--- Aim of the task ---
All the data must come back unchanged, except that pictures are left out.

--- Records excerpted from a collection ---
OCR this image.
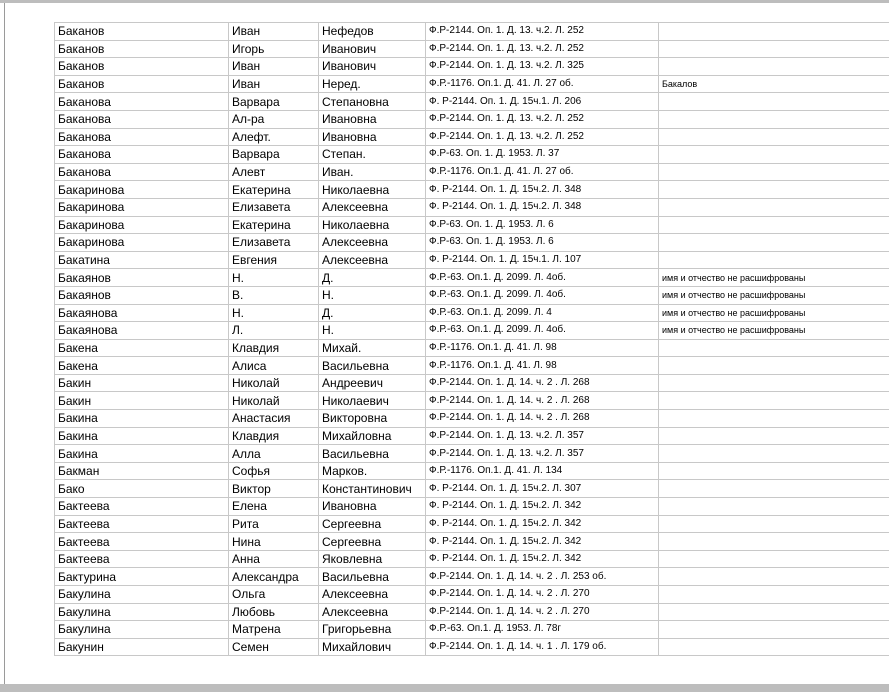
Баканов	Иван	Нефедов	Ф.Р-2144. Оп. 1. Д. 13. ч.2. Л. 252	
Баканов	Игорь	Иванович	Ф.Р-2144. Оп. 1. Д. 13. ч.2. Л. 252	
Баканов	Иван	Иванович	Ф.Р-2144. Оп. 1. Д. 13. ч.2. Л. 325	
Баканов	Иван	Неред.	Ф.Р.-1176. Оп.1. Д. 41. Л. 27 об.	Бакалов
Баканова	Варвара	Степановна	Ф. Р-2144. Оп. 1. Д. 15ч.1. Л. 206	
Баканова	Ал-ра	Ивановна	Ф.Р-2144. Оп. 1. Д. 13. ч.2. Л. 252	
Баканова	Алефт.	Ивановна	Ф.Р-2144. Оп. 1. Д. 13. ч.2. Л. 252	
Баканова	Варвара	Степан.	Ф.Р-63. Оп. 1. Д. 1953. Л. 37	
Баканова	Алевт	Иван.	Ф.Р.-1176. Оп.1. Д. 41. Л. 27 об.	
Бакаринова	Екатерина	Николаевна	Ф. Р-2144. Оп. 1. Д. 15ч.2. Л. 348	
Бакаринова	Елизавета	Алексеевна	Ф. Р-2144. Оп. 1. Д. 15ч.2. Л. 348	
Бакаринова	Екатерина	Николаевна	Ф.Р-63. Оп. 1. Д. 1953. Л. 6	
Бакаринова	Елизавета	Алексеевна	Ф.Р-63. Оп. 1. Д. 1953. Л. 6	
Бакатина	Евгения	Алексеевна	Ф. Р-2144. Оп. 1. Д. 15ч.1. Л. 107	
Бакаянов	Н.	Д.	Ф.Р.-63. Оп.1. Д. 2099. Л. 4об.	имя и отчество не расшифрованы
Бакаянов	В.	Н.	Ф.Р.-63. Оп.1. Д. 2099. Л. 4об.	имя и отчество не расшифрованы
Бакаянова	Н.	Д.	Ф.Р.-63. Оп.1. Д. 2099. Л. 4	имя и отчество не расшифрованы
Бакаянова	Л.	Н.	Ф.Р.-63. Оп.1. Д. 2099. Л. 4об.	имя и отчество не расшифрованы
Бакена	Клавдия	Михай.	Ф.Р.-1176. Оп.1. Д. 41. Л. 98	
Бакена	Алиса	Васильевна	Ф.Р.-1176. Оп.1. Д. 41. Л. 98	
Бакин	Николай	Андреевич	Ф.Р-2144. Оп. 1. Д. 14. ч. 2 . Л. 268	
Бакин	Николай	Николаевич	Ф.Р-2144. Оп. 1. Д. 14. ч. 2 . Л. 268	
Бакина	Анастасия	Викторовна	Ф.Р-2144. Оп. 1. Д. 14. ч. 2 . Л. 268	
Бакина	Клавдия	Михайловна	Ф.Р-2144. Оп. 1. Д. 13. ч.2. Л. 357	
Бакина	Алла	Васильевна	Ф.Р-2144. Оп. 1. Д. 13. ч.2. Л. 357	
Бакман	Софья	Марков.	Ф.Р.-1176. Оп.1. Д. 41. Л. 134	
Бако	Виктор	Константинович	Ф. Р-2144. Оп. 1. Д. 15ч.2. Л. 307	
Бактеева	Елена	Ивановна	Ф. Р-2144. Оп. 1. Д. 15ч.2. Л. 342	
Бактеева	Рита	Сергеевна	Ф. Р-2144. Оп. 1. Д. 15ч.2. Л. 342	
Бактеева	Нина	Сергеевна	Ф. Р-2144. Оп. 1. Д. 15ч.2. Л. 342	
Бактеева	Анна	Яковлевна	Ф. Р-2144. Оп. 1. Д. 15ч.2. Л. 342	
Бактурина	Александра	Васильевна	Ф.Р-2144. Оп. 1. Д. 14. ч. 2 . Л. 253 об.	
Бакулина	Ольга	Алексеевна	Ф.Р-2144. Оп. 1. Д. 14. ч. 2 . Л. 270	
Бакулина	Любовь	Алексеевна	Ф.Р-2144. Оп. 1. Д. 14. ч. 2 . Л. 270	
Бакулина	Матрена	Григорьевна	Ф.Р.-63. Оп.1. Д. 1953. Л. 78г	
Бакунин	Семен	Михайлович	Ф.Р-2144. Оп. 1. Д. 14. ч. 1 . Л. 179 об.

--- Response to the exercise ---
OCR this image.
Баканов	Иван	Нефедов	Ф.Р-2144. Оп. 1. Д. 13. ч.2. Л. 252	
Баканов	Игорь	Иванович	Ф.Р-2144. Оп. 1. Д. 13. ч.2. Л. 252	
Баканов	Иван	Иванович	Ф.Р-2144. Оп. 1. Д. 13. ч.2. Л. 325	
Баканов	Иван	Неред.	Ф.Р.-1176. Оп.1. Д. 41. Л. 27 об.	Бакалов
Баканова	Варвара	Степановна	Ф. Р-2144. Оп. 1. Д. 15ч.1. Л. 206	
Баканова	Ал-ра	Ивановна	Ф.Р-2144. Оп. 1. Д. 13. ч.2. Л. 252	
Баканова	Алефт.	Ивановна	Ф.Р-2144. Оп. 1. Д. 13. ч.2. Л. 252	
Баканова	Варвара	Степан.	Ф.Р-63. Оп. 1. Д. 1953. Л. 37	
Баканова	Алевт	Иван.	Ф.Р.-1176. Оп.1. Д. 41. Л. 27 об.	
Бакаринова	Екатерина	Николаевна	Ф. Р-2144. Оп. 1. Д. 15ч.2. Л. 348	
Бакаринова	Елизавета	Алексеевна	Ф. Р-2144. Оп. 1. Д. 15ч.2. Л. 348	
Бакаринова	Екатерина	Николаевна	Ф.Р-63. Оп. 1. Д. 1953. Л. 6	
Бакаринова	Елизавета	Алексеевна	Ф.Р-63. Оп. 1. Д. 1953. Л. 6	
Бакатина	Евгения	Алексеевна	Ф. Р-2144. Оп. 1. Д. 15ч.1. Л. 107	
Бакаянов	Н.	Д.	Ф.Р.-63. Оп.1. Д. 2099. Л. 4об.	имя и отчество не расшифрованы
Бакаянов	В.	Н.	Ф.Р.-63. Оп.1. Д. 2099. Л. 4об.	имя и отчество не расшифрованы
Бакаянова	Н.	Д.	Ф.Р.-63. Оп.1. Д. 2099. Л. 4	имя и отчество не расшифрованы
Бакаянова	Л.	Н.	Ф.Р.-63. Оп.1. Д. 2099. Л. 4об.	имя и отчество не расшифрованы
Бакена	Клавдия	Михай.	Ф.Р.-1176. Оп.1. Д. 41. Л. 98	
Бакена	Алиса	Васильевна	Ф.Р.-1176. Оп.1. Д. 41. Л. 98	
Бакин	Николай	Андреевич	Ф.Р-2144. Оп. 1. Д. 14. ч. 2 . Л. 268	
Бакин	Николай	Николаевич	Ф.Р-2144. Оп. 1. Д. 14. ч. 2 . Л. 268	
Бакина	Анастасия	Викторовна	Ф.Р-2144. Оп. 1. Д. 14. ч. 2 . Л. 268	
Бакина	Клавдия	Михайловна	Ф.Р-2144. Оп. 1. Д. 13. ч.2. Л. 357	
Бакина	Алла	Васильевна	Ф.Р-2144. Оп. 1. Д. 13. ч.2. Л. 357	
Бакман	Софья	Марков.	Ф.Р.-1176. Оп.1. Д. 41. Л. 134	
Бако	Виктор	Константинович	Ф. Р-2144. Оп. 1. Д. 15ч.2. Л. 307	
Бактеева	Елена	Ивановна	Ф. Р-2144. Оп. 1. Д. 15ч.2. Л. 342	
Бактеева	Рита	Сергеевна	Ф. Р-2144. Оп. 1. Д. 15ч.2. Л. 342	
Бактеева	Нина	Сергеевна	Ф. Р-2144. Оп. 1. Д. 15ч.2. Л. 342	
Бактеева	Анна	Яковлевна	Ф. Р-2144. Оп. 1. Д. 15ч.2. Л. 342	
Бактурина	Александра	Васильевна	Ф.Р-2144. Оп. 1. Д. 14. ч. 2 . Л. 253 об.	
Бакулина	Ольга	Алексеевна	Ф.Р-2144. Оп. 1. Д. 14. ч. 2 . Л. 270	
Бакулина	Любовь	Алексеевна	Ф.Р-2144. Оп. 1. Д. 14. ч. 2 . Л. 270	
Бакулина	Матрена	Григорьевна	Ф.Р.-63. Оп.1. Д. 1953. Л. 78г	
Бакунин	Семен	Михайлович	Ф.Р-2144. Оп. 1. Д. 14. ч. 1 . Л. 179 об.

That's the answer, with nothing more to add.